What you will do: Identify each line in the records below that contains the word "mode", and copy it.

Stored records:
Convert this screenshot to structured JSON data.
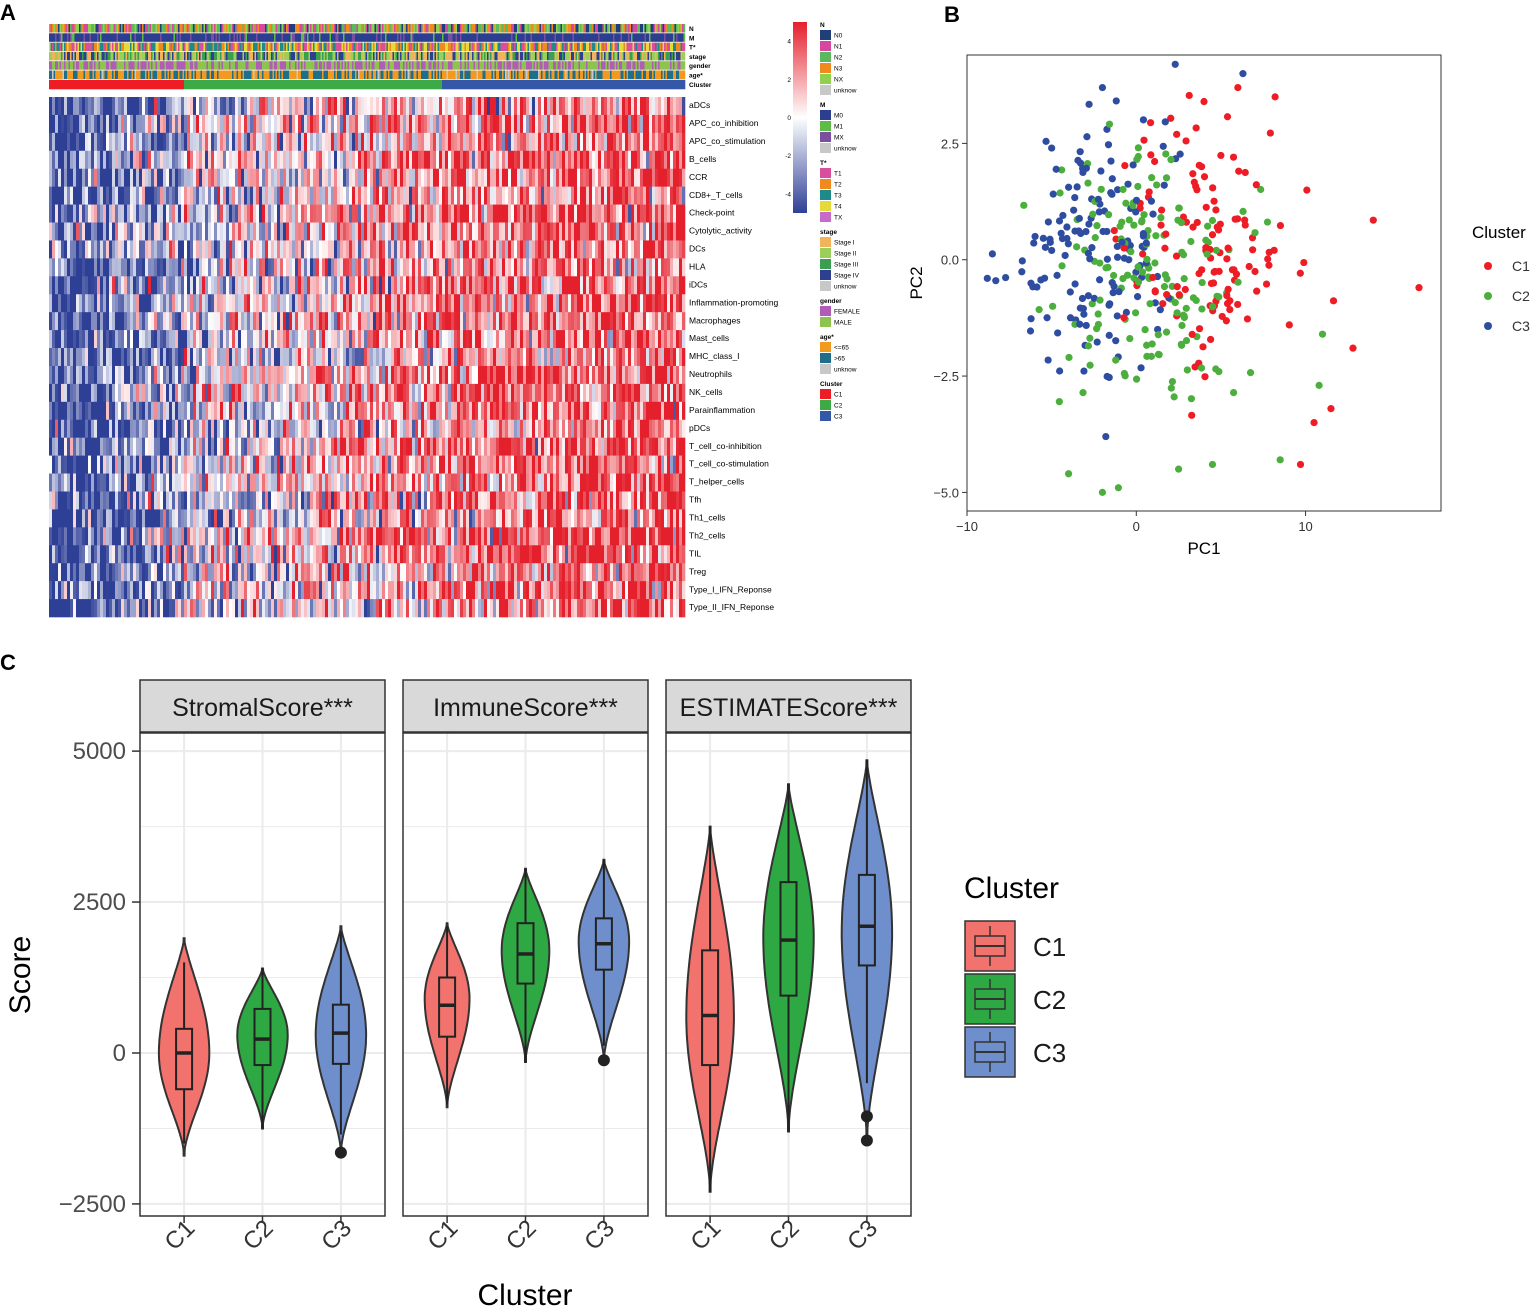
{
  "panel_labels": {
    "a": "A",
    "b": "B",
    "c": "C"
  },
  "colors": {
    "c1": "#EE1C25",
    "c2": "#4CAF3D",
    "c3": "#2E4DA0",
    "violin_c1": "#F2726D",
    "violin_c2": "#2EA843",
    "violin_c3": "#6E8FCC",
    "heat_low": "#2E3F96",
    "heat_mid": "#FFFFFF",
    "heat_high": "#E4202C"
  },
  "chart_data": [
    {
      "id": "heatmap",
      "type": "heatmap",
      "title": "",
      "annotation_tracks": [
        "N",
        "M",
        "T*",
        "stage",
        "gender",
        "age*",
        "Cluster"
      ],
      "rows": [
        "aDCs",
        "APC_co_inhibition",
        "APC_co_stimulation",
        "B_cells",
        "CCR",
        "CD8+_T_cells",
        "Check-point",
        "Cytolytic_activity",
        "DCs",
        "HLA",
        "iDCs",
        "Inflammation-promoting",
        "Macrophages",
        "Mast_cells",
        "MHC_class_I",
        "Neutrophils",
        "NK_cells",
        "Parainflammation",
        "pDCs",
        "T_cell_co-inhibition",
        "T_cell_co-stimulation",
        "T_helper_cells",
        "Tfh",
        "Th1_cells",
        "Th2_cells",
        "TIL",
        "Treg",
        "Type_I_IFN_Reponse",
        "Type_II_IFN_Reponse"
      ],
      "cluster_fraction": {
        "C1": 0.21,
        "C2": 0.41,
        "C3": 0.38
      },
      "colorbar": {
        "ticks": [
          "4",
          "2",
          "0",
          "-2",
          "-4"
        ],
        "range": [
          -5,
          5
        ]
      },
      "legend": [
        {
          "title": "N",
          "items": [
            "N0",
            "N1",
            "N2",
            "N3",
            "NX",
            "unknow"
          ],
          "colors": [
            "#1F3F7A",
            "#D6479F",
            "#5CB85C",
            "#F08A1E",
            "#8FD14F",
            "#C8C8C8"
          ]
        },
        {
          "title": "M",
          "items": [
            "M0",
            "M1",
            "MX",
            "unknow"
          ],
          "colors": [
            "#2C3E8F",
            "#5DBB47",
            "#7B4FA0",
            "#C8C8C8"
          ]
        },
        {
          "title": "T*",
          "items": [
            "T1",
            "T2",
            "T3",
            "T4",
            "TX"
          ],
          "colors": [
            "#D94F9C",
            "#F08A1E",
            "#1F8A8A",
            "#E6D93A",
            "#C86BC8"
          ]
        },
        {
          "title": "stage",
          "items": [
            "Stage I",
            "Stage II",
            "Stage III",
            "Stage IV",
            "unknow"
          ],
          "colors": [
            "#F0B55C",
            "#9CCF5A",
            "#3C9E4F",
            "#2E3F8F",
            "#C8C8C8"
          ]
        },
        {
          "title": "gender",
          "items": [
            "FEMALE",
            "MALE"
          ],
          "colors": [
            "#B25DB5",
            "#8CC44D"
          ]
        },
        {
          "title": "age*",
          "items": [
            "<=65",
            ">65",
            "unknow"
          ],
          "colors": [
            "#F29A1F",
            "#1F6E8A",
            "#C8C8C8"
          ]
        },
        {
          "title": "Cluster",
          "items": [
            "C1",
            "C2",
            "C3"
          ],
          "colors": [
            "#EE1C25",
            "#3DAA48",
            "#3557A8"
          ]
        }
      ]
    },
    {
      "id": "pca",
      "type": "scatter",
      "xlabel": "PC1",
      "ylabel": "PC2",
      "xlim": [
        -10,
        18
      ],
      "ylim": [
        -5.4,
        4.4
      ],
      "xticks": [
        -10,
        0,
        10
      ],
      "yticks": [
        -5.0,
        -2.5,
        0.0,
        2.5
      ],
      "xtick_labels": [
        "−10",
        "0",
        "10"
      ],
      "ytick_labels": [
        "−5.0",
        "−2.5",
        "0.0",
        "2.5"
      ],
      "legend_title": "Cluster",
      "legend_items": [
        "C1",
        "C2",
        "C3"
      ],
      "series": [
        {
          "name": "C1",
          "centroid": [
            4.2,
            0.3
          ],
          "spread": [
            3.4,
            1.9
          ],
          "count": 120,
          "outliers": [
            [
              14,
              0.85
            ],
            [
              16.7,
              -0.6
            ],
            [
              12.8,
              -1.9
            ],
            [
              11.5,
              -3.2
            ],
            [
              10.5,
              -3.5
            ],
            [
              9.7,
              -4.4
            ],
            [
              6.0,
              3.7
            ],
            [
              8.2,
              3.5
            ],
            [
              4.0,
              3.4
            ]
          ]
        },
        {
          "name": "C2",
          "centroid": [
            0.5,
            -0.3
          ],
          "spread": [
            3.6,
            1.8
          ],
          "count": 150,
          "outliers": [
            [
              -2.0,
              -5.0
            ],
            [
              -4.0,
              -4.6
            ],
            [
              2.5,
              -4.5
            ],
            [
              4.5,
              -4.4
            ],
            [
              8.5,
              -4.3
            ],
            [
              10.8,
              -2.7
            ],
            [
              11.0,
              -1.6
            ]
          ]
        },
        {
          "name": "C3",
          "centroid": [
            -2.5,
            0.2
          ],
          "spread": [
            2.8,
            1.7
          ],
          "count": 140,
          "outliers": [
            [
              -8.8,
              -0.4
            ],
            [
              -8.3,
              -0.45
            ],
            [
              2.3,
              4.2
            ],
            [
              6.3,
              4.0
            ],
            [
              -2.0,
              3.7
            ],
            [
              -5.0,
              2.4
            ],
            [
              -1.8,
              -3.8
            ]
          ]
        }
      ]
    },
    {
      "id": "estimate",
      "type": "violin",
      "ylabel": "Score",
      "xlabel": "Cluster",
      "ylim": [
        -2700,
        5300
      ],
      "yticks": [
        -2500,
        0,
        2500,
        5000
      ],
      "ytick_labels": [
        "−2500",
        "0",
        "2500",
        "5000"
      ],
      "categories": [
        "C1",
        "C2",
        "C3"
      ],
      "legend_title": "Cluster",
      "legend_items": [
        "C1",
        "C2",
        "C3"
      ],
      "facets": [
        {
          "title": "StromalScore***",
          "groups": [
            {
              "name": "C1",
              "min": -1700,
              "max": 1900,
              "q1": -600,
              "median": 0,
              "q3": 400,
              "wlo": -1500,
              "whi": 1500,
              "outliers": [],
              "mode": 0,
              "width": 0.9
            },
            {
              "name": "C2",
              "min": -1250,
              "max": 1400,
              "q1": -200,
              "median": 230,
              "q3": 730,
              "wlo": -1250,
              "whi": 1400,
              "outliers": [],
              "mode": 300,
              "width": 0.9
            },
            {
              "name": "C3",
              "min": -1650,
              "max": 2100,
              "q1": -180,
              "median": 330,
              "q3": 800,
              "wlo": -1350,
              "whi": 2000,
              "outliers": [
                -1650
              ],
              "mode": 300,
              "width": 0.9
            }
          ]
        },
        {
          "title": "ImmuneScore***",
          "groups": [
            {
              "name": "C1",
              "min": -900,
              "max": 2150,
              "q1": 270,
              "median": 790,
              "q3": 1250,
              "wlo": -850,
              "whi": 2100,
              "outliers": [],
              "mode": 900,
              "width": 0.8
            },
            {
              "name": "C2",
              "min": -150,
              "max": 3050,
              "q1": 1150,
              "median": 1640,
              "q3": 2150,
              "wlo": -150,
              "whi": 3050,
              "outliers": [],
              "mode": 1700,
              "width": 0.85
            },
            {
              "name": "C3",
              "min": -120,
              "max": 3200,
              "q1": 1380,
              "median": 1810,
              "q3": 2230,
              "wlo": 120,
              "whi": 3200,
              "outliers": [
                -120
              ],
              "mode": 1850,
              "width": 0.9
            }
          ]
        },
        {
          "title": "ESTIMATEScore***",
          "groups": [
            {
              "name": "C1",
              "min": -2300,
              "max": 3750,
              "q1": -200,
              "median": 620,
              "q3": 1700,
              "wlo": -2300,
              "whi": 3750,
              "outliers": [],
              "mode": 600,
              "width": 0.85
            },
            {
              "name": "C2",
              "min": -1300,
              "max": 4450,
              "q1": 950,
              "median": 1870,
              "q3": 2830,
              "wlo": -1300,
              "whi": 4450,
              "outliers": [],
              "mode": 1900,
              "width": 0.9
            },
            {
              "name": "C3",
              "min": -1450,
              "max": 4850,
              "q1": 1450,
              "median": 2100,
              "q3": 2950,
              "wlo": -500,
              "whi": 4850,
              "outliers": [
                -1050,
                -1450
              ],
              "mode": 2000,
              "width": 0.9
            }
          ]
        }
      ]
    }
  ]
}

Written reply:
              "mode": 0,
              "mode": 300,
              "mode": 300,
              "mode": 900,
              "mode": 1700,
              "mode": 1850,
              "mode": 600,
              "mode": 1900,
              "mode": 2000,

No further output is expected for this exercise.